*** TEXT TO READ ***
Company reporting season this year has extra interest. Yes, it will show shareholders how much they will pocket. But it will also reveal how much tax the Turnbull government is allowing the corporations to avoid.

We know companies have paid much less tax since 2013, when it was announced that “Australia is under new management”. This is clear from the Australian Tax Office annual reports, statements by ATO commissioners, the ATO transparency report, the Senate inquiry and the national accounts.

Now we can get a fair idea of how much Treasury is losing via the current tax holiday, and from which corporations. We could then, with enough time and patience, calculate by how much the gross debt — which blew out by a staggering $51.7 billion last financial year — could have been reduced.

Transurban’s operations over the year to June 2016 were fantastic! Revenue from ordinary activities — building and running toll roads — increased 18.8% over the previous year. That’s after the 2015 result was up 61.7% on 2014. Dividends rose 14% for the second year in a row. The share price soared. Directors and senior staff all got bonuses. Amazingly successful company — but it paid no company tax. In fact, it somehow gained a $69 million tax credit from the ATO.
*** DATASET EXCERPTS ***
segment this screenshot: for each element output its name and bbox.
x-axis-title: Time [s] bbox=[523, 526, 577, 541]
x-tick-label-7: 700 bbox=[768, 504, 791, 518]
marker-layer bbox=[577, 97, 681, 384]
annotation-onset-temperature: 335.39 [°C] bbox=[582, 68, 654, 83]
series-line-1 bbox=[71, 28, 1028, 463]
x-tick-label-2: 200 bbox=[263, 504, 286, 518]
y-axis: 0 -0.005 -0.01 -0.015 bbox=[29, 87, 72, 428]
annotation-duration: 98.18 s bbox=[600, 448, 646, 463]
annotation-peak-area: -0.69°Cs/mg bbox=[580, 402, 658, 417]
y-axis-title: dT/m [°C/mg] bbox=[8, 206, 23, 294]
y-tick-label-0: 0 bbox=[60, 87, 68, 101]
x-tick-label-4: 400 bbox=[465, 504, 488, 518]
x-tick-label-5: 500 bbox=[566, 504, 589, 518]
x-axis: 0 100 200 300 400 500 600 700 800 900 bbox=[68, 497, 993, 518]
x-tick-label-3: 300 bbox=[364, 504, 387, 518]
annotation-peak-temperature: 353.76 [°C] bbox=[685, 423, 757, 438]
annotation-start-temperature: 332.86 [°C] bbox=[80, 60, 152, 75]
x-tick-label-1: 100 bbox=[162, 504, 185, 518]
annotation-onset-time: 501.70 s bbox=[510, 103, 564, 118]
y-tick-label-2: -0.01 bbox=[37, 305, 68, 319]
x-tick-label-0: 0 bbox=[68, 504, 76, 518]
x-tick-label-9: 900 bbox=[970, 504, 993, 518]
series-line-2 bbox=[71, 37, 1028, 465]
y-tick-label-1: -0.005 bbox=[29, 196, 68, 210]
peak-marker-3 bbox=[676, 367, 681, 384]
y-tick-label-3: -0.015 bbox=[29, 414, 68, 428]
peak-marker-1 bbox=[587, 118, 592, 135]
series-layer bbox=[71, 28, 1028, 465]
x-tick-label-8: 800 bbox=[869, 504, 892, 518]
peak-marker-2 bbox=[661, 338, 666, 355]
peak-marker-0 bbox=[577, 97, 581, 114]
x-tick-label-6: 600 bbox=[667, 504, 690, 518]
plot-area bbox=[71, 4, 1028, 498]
***
## WHAT YOU HAVE TO DO
Answer these questions from the text on company tax:
(a) By how much did gross debt blow out last financial year?
(b) By what percentage did Transurban's revenue from ordinary activities rise over the year to June 2016?
(c) How large was the tax credit Transurban gained from the ATO?

## THE REPLY
(a) $51.7 billion
(b) 18.8%
(c) $69 million